YOUR TASK
Please revise the lines below, replacing "tag-icon" with "label-icon" and keeping everything else unchanged. Omit the pictures from your answer.

GIVEN RECORDS
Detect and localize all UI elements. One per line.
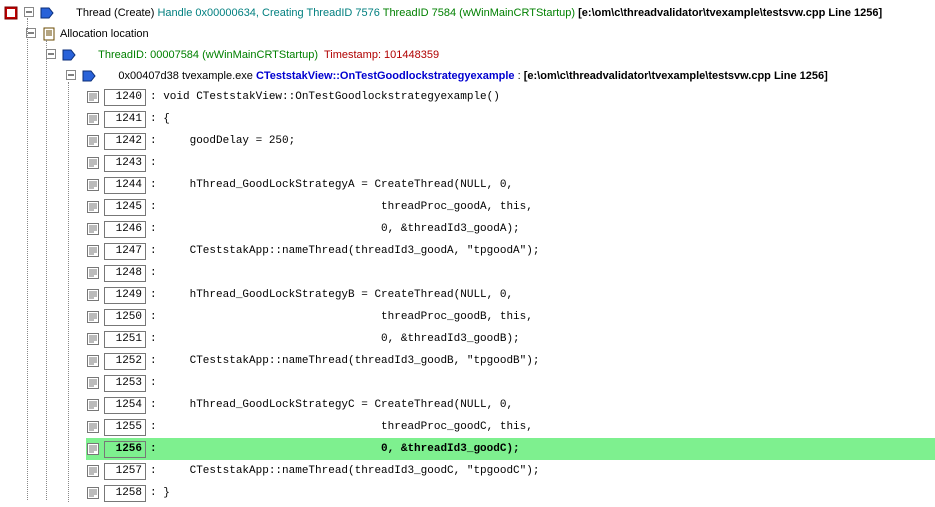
source-line[interactable]: 1251: 0, &threadId3_goodB); <box>4 328 935 350</box>
tag-icon <box>82 69 96 83</box>
thread-row[interactable]: Thread (Create) Handle 0x00000634, Creat… <box>4 2 935 23</box>
collapse-icon[interactable] <box>22 6 36 20</box>
source-line-icon <box>86 464 100 478</box>
source-line-icon <box>86 398 100 412</box>
line-number: 1256 <box>104 441 146 458</box>
line-text: CTeststakApp::nameThread(threadId3_goodA… <box>163 242 539 260</box>
frame-row[interactable]: 0x00407d38 tvexample.exe CTeststakView::… <box>4 65 935 86</box>
line-number: 1257 <box>104 463 146 480</box>
source-line-icon <box>86 266 100 280</box>
line-text: 0, &threadId3_goodA); <box>163 220 519 238</box>
thread-tree: Thread (Create) Handle 0x00000634, Creat… <box>0 0 935 504</box>
line-text: hThread_GoodLockStrategyA = CreateThread… <box>163 176 513 194</box>
line-number: 1242 <box>104 133 146 150</box>
stop-icon <box>4 6 18 20</box>
source-line-icon <box>86 134 100 148</box>
line-number: 1241 <box>104 111 146 128</box>
line-number: 1247 <box>104 243 146 260</box>
line-number: 1244 <box>104 177 146 194</box>
line-number: 1255 <box>104 419 146 436</box>
source-line[interactable]: 1245: threadProc_goodA, this, <box>4 196 935 218</box>
source-line[interactable]: 1254: hThread_GoodLockStrategyC = Create… <box>4 394 935 416</box>
source-line[interactable]: 1250: threadProc_goodB, this, <box>4 306 935 328</box>
line-text: CTeststakApp::nameThread(threadId3_goodB… <box>163 352 539 370</box>
source-line-icon <box>86 420 100 434</box>
source-line[interactable]: 1255: threadProc_goodC, this, <box>4 416 935 438</box>
line-text: hThread_GoodLockStrategyC = CreateThread… <box>163 396 513 414</box>
source-line[interactable]: 1248: <box>4 262 935 284</box>
source-line[interactable]: 1256: 0, &threadId3_goodC); <box>4 438 935 460</box>
document-icon <box>42 27 56 41</box>
line-number: 1248 <box>104 265 146 282</box>
line-text: 0, &threadId3_goodB); <box>163 330 519 348</box>
line-text: goodDelay = 250; <box>163 132 295 150</box>
source-line[interactable]: 1249: hThread_GoodLockStrategyB = Create… <box>4 284 935 306</box>
line-number: 1243 <box>104 155 146 172</box>
line-text: CTeststakApp::nameThread(threadId3_goodC… <box>163 462 539 480</box>
source-line[interactable]: 1247: CTeststakApp::nameThread(threadId3… <box>4 240 935 262</box>
line-number: 1251 <box>104 331 146 348</box>
source-line-icon <box>86 332 100 346</box>
line-text: hThread_GoodLockStrategyB = CreateThread… <box>163 286 513 304</box>
source-line-icon <box>86 288 100 302</box>
source-line-icon <box>86 200 100 214</box>
collapse-icon[interactable] <box>64 69 78 83</box>
source-line[interactable]: 1242: goodDelay = 250; <box>4 130 935 152</box>
source-line-icon <box>86 310 100 324</box>
source-line-icon <box>86 354 100 368</box>
source-listing: 1240: void CTeststakView::OnTestGoodlock… <box>4 86 935 504</box>
source-line[interactable]: 1241: { <box>4 108 935 130</box>
source-line-icon <box>86 178 100 192</box>
source-line[interactable]: 1246: 0, &threadId3_goodA); <box>4 218 935 240</box>
line-number: 1245 <box>104 199 146 216</box>
line-text: void CTeststakView::OnTestGoodlockstrate… <box>163 88 500 106</box>
source-line-icon <box>86 442 100 456</box>
source-line-icon <box>86 244 100 258</box>
line-number: 1254 <box>104 397 146 414</box>
line-text: threadProc_goodB, this, <box>163 308 533 326</box>
line-number: 1240 <box>104 89 146 106</box>
line-text: threadProc_goodC, this, <box>163 418 533 436</box>
line-number: 1252 <box>104 353 146 370</box>
source-line[interactable]: 1258: } <box>4 482 935 504</box>
source-line[interactable]: 1252: CTeststakApp::nameThread(threadId3… <box>4 350 935 372</box>
line-text: threadProc_goodA, this, <box>163 198 533 216</box>
source-line-icon <box>86 112 100 126</box>
line-number: 1249 <box>104 287 146 304</box>
line-number: 1258 <box>104 485 146 502</box>
source-line-icon <box>86 156 100 170</box>
line-text: } <box>163 484 170 502</box>
source-line-icon <box>86 376 100 390</box>
source-line[interactable]: 1257: CTeststakApp::nameThread(threadId3… <box>4 460 935 482</box>
source-line-icon <box>86 486 100 500</box>
line-text: { <box>163 110 170 128</box>
source-line[interactable]: 1253: <box>4 372 935 394</box>
source-line[interactable]: 1244: hThread_GoodLockStrategyA = Create… <box>4 174 935 196</box>
source-line[interactable]: 1243: <box>4 152 935 174</box>
tag-icon <box>40 6 54 20</box>
tag-icon <box>62 48 76 62</box>
line-text: 0, &threadId3_goodC); <box>163 440 519 458</box>
line-number: 1253 <box>104 375 146 392</box>
source-line-icon <box>86 90 100 104</box>
line-number: 1250 <box>104 309 146 326</box>
line-number: 1246 <box>104 221 146 238</box>
source-line-icon <box>86 222 100 236</box>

RESULT
Detect and localize all UI elements. One per line.
source-line[interactable]: 1251: 0, &threadId3_goodB); <box>4 328 935 350</box>
label-icon <box>82 69 96 83</box>
thread-row[interactable]: Thread (Create) Handle 0x00000634, Creat… <box>4 2 935 23</box>
collapse-icon[interactable] <box>22 6 36 20</box>
source-line-icon <box>86 464 100 478</box>
source-line-icon <box>86 398 100 412</box>
line-number: 1256 <box>104 441 146 458</box>
line-text: CTeststakApp::nameThread(threadId3_goodA… <box>163 242 539 260</box>
frame-row[interactable]: 0x00407d38 tvexample.exe CTeststakView::… <box>4 65 935 86</box>
line-number: 1257 <box>104 463 146 480</box>
source-line-icon <box>86 266 100 280</box>
line-text: 0, &threadId3_goodA); <box>163 220 519 238</box>
thread-tree: Thread (Create) Handle 0x00000634, Creat… <box>0 0 935 504</box>
line-text: hThread_GoodLockStrategyA = CreateThread… <box>163 176 513 194</box>
line-number: 1242 <box>104 133 146 150</box>
stop-icon <box>4 6 18 20</box>
source-line-icon <box>86 134 100 148</box>
line-number: 1241 <box>104 111 146 128</box>
line-number: 1247 <box>104 243 146 260</box>
line-number: 1244 <box>104 177 146 194</box>
line-number: 1255 <box>104 419 146 436</box>
source-line[interactable]: 1245: threadProc_goodA, this, <box>4 196 935 218</box>
source-line[interactable]: 1254: hThread_GoodLockStrategyC = Create… <box>4 394 935 416</box>
source-line[interactable]: 1250: threadProc_goodB, this, <box>4 306 935 328</box>
line-text: CTeststakApp::nameThread(threadId3_goodB… <box>163 352 539 370</box>
source-line-icon <box>86 420 100 434</box>
source-line[interactable]: 1255: threadProc_goodC, this, <box>4 416 935 438</box>
line-text: hThread_GoodLockStrategyC = CreateThread… <box>163 396 513 414</box>
source-line[interactable]: 1248: <box>4 262 935 284</box>
source-line[interactable]: 1256: 0, &threadId3_goodC); <box>4 438 935 460</box>
document-icon <box>42 27 56 41</box>
line-number: 1248 <box>104 265 146 282</box>
line-text: 0, &threadId3_goodB); <box>163 330 519 348</box>
line-text: goodDelay = 250; <box>163 132 295 150</box>
source-line[interactable]: 1249: hThread_GoodLockStrategyB = Create… <box>4 284 935 306</box>
line-number: 1243 <box>104 155 146 172</box>
line-text: CTeststakApp::nameThread(threadId3_goodC… <box>163 462 539 480</box>
source-line[interactable]: 1247: CTeststakApp::nameThread(threadId3… <box>4 240 935 262</box>
line-number: 1251 <box>104 331 146 348</box>
source-line-icon <box>86 332 100 346</box>
line-text: hThread_GoodLockStrategyB = CreateThread… <box>163 286 513 304</box>
source-line-icon <box>86 288 100 302</box>
source-line-icon <box>86 200 100 214</box>
collapse-icon[interactable] <box>64 69 78 83</box>
source-line[interactable]: 1242: goodDelay = 250; <box>4 130 935 152</box>
source-line-icon <box>86 310 100 324</box>
source-line-icon <box>86 354 100 368</box>
source-listing: 1240: void CTeststakView::OnTestGoodlock… <box>4 86 935 504</box>
source-line[interactable]: 1241: { <box>4 108 935 130</box>
source-line-icon <box>86 178 100 192</box>
source-line[interactable]: 1246: 0, &threadId3_goodA); <box>4 218 935 240</box>
line-number: 1245 <box>104 199 146 216</box>
line-text: void CTeststakView::OnTestGoodlockstrate… <box>163 88 500 106</box>
source-line-icon <box>86 442 100 456</box>
source-line-icon <box>86 244 100 258</box>
line-number: 1254 <box>104 397 146 414</box>
line-text: threadProc_goodB, this, <box>163 308 533 326</box>
line-number: 1240 <box>104 89 146 106</box>
line-text: threadProc_goodC, this, <box>163 418 533 436</box>
line-number: 1252 <box>104 353 146 370</box>
source-line[interactable]: 1258: } <box>4 482 935 504</box>
source-line[interactable]: 1252: CTeststakApp::nameThread(threadId3… <box>4 350 935 372</box>
line-text: threadProc_goodA, this, <box>163 198 533 216</box>
source-line-icon <box>86 112 100 126</box>
line-number: 1249 <box>104 287 146 304</box>
line-number: 1258 <box>104 485 146 502</box>
source-line-icon <box>86 156 100 170</box>
line-text: } <box>163 484 170 502</box>
source-line-icon <box>86 376 100 390</box>
source-line[interactable]: 1257: CTeststakApp::nameThread(threadId3… <box>4 460 935 482</box>
source-line-icon <box>86 486 100 500</box>
line-text: { <box>163 110 170 128</box>
source-line[interactable]: 1253: <box>4 372 935 394</box>
source-line[interactable]: 1244: hThread_GoodLockStrategyA = Create… <box>4 174 935 196</box>
source-line[interactable]: 1243: <box>4 152 935 174</box>
label-icon <box>40 6 54 20</box>
label-icon <box>62 48 76 62</box>
line-text: 0, &threadId3_goodC); <box>163 440 519 458</box>
line-number: 1253 <box>104 375 146 392</box>
source-line-icon <box>86 90 100 104</box>
line-number: 1250 <box>104 309 146 326</box>
line-number: 1246 <box>104 221 146 238</box>
source-line-icon <box>86 222 100 236</box>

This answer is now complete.